• _Extracted data entries_:
━━━━━━━━

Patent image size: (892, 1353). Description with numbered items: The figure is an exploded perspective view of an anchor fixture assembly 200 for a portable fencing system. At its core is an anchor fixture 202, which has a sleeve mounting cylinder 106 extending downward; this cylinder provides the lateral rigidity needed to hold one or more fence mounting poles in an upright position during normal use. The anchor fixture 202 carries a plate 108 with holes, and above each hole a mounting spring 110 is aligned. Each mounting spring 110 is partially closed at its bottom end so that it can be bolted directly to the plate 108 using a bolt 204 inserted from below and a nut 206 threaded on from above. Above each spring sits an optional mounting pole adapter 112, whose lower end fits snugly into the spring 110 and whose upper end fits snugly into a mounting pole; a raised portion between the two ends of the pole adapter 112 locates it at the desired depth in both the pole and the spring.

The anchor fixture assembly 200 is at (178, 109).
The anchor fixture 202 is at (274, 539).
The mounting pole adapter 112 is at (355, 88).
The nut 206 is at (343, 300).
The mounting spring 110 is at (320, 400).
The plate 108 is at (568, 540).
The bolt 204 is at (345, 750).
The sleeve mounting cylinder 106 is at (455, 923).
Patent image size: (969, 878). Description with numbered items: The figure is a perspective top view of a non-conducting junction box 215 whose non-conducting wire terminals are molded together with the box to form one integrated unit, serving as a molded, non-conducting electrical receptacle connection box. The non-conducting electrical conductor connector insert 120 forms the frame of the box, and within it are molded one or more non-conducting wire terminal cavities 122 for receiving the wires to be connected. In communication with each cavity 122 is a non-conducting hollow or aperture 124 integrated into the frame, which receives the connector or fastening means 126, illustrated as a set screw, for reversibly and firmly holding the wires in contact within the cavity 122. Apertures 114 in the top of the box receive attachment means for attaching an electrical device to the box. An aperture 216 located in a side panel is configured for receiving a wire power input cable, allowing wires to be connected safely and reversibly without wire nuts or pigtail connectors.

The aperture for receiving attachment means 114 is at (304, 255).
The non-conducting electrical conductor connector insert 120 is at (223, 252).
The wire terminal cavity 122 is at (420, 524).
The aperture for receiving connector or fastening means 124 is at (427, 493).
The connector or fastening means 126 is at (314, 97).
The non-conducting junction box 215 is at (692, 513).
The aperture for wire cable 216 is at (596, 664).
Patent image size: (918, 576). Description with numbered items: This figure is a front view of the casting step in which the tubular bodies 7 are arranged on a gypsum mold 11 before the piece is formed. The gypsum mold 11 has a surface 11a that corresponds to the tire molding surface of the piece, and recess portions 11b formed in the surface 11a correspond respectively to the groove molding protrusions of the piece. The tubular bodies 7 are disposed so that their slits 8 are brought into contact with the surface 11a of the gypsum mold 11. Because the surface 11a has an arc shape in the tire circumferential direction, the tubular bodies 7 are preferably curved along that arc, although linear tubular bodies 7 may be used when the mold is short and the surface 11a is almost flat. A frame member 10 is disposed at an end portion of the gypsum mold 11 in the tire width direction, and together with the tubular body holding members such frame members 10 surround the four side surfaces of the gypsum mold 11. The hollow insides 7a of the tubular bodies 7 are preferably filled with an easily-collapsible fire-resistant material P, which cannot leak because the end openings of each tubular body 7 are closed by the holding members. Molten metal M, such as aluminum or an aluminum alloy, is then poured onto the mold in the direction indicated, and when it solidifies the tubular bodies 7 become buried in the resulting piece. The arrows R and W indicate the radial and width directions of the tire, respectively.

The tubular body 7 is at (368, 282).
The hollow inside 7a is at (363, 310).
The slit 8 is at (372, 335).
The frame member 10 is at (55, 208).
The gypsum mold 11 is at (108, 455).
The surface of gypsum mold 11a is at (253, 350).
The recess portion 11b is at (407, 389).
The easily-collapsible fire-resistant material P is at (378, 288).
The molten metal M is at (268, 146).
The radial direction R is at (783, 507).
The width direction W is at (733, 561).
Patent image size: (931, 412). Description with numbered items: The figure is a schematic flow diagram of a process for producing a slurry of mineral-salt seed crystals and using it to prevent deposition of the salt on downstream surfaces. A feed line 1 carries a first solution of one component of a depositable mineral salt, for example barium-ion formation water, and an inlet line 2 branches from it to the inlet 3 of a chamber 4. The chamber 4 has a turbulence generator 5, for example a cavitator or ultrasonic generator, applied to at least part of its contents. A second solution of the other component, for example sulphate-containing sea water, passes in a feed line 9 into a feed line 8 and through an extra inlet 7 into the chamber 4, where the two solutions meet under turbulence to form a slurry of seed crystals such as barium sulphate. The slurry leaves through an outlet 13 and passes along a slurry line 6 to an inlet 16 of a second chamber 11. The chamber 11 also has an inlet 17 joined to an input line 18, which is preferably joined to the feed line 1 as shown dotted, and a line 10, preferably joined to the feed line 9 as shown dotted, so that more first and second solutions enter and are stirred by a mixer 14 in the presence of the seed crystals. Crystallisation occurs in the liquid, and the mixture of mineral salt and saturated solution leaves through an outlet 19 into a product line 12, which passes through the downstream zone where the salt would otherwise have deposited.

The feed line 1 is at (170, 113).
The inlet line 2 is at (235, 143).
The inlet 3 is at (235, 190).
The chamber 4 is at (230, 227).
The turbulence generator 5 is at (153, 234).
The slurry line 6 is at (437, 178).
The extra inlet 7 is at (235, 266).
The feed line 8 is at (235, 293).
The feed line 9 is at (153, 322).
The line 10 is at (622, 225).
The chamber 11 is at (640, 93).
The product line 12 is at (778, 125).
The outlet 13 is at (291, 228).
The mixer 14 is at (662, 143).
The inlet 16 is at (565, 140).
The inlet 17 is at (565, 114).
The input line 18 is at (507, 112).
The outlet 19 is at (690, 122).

━━━━━━━━

• _The request_: Count how many of the lines above contain the word "fixture", matching case exactly. Reply with the number only.

• _The completed task_: 3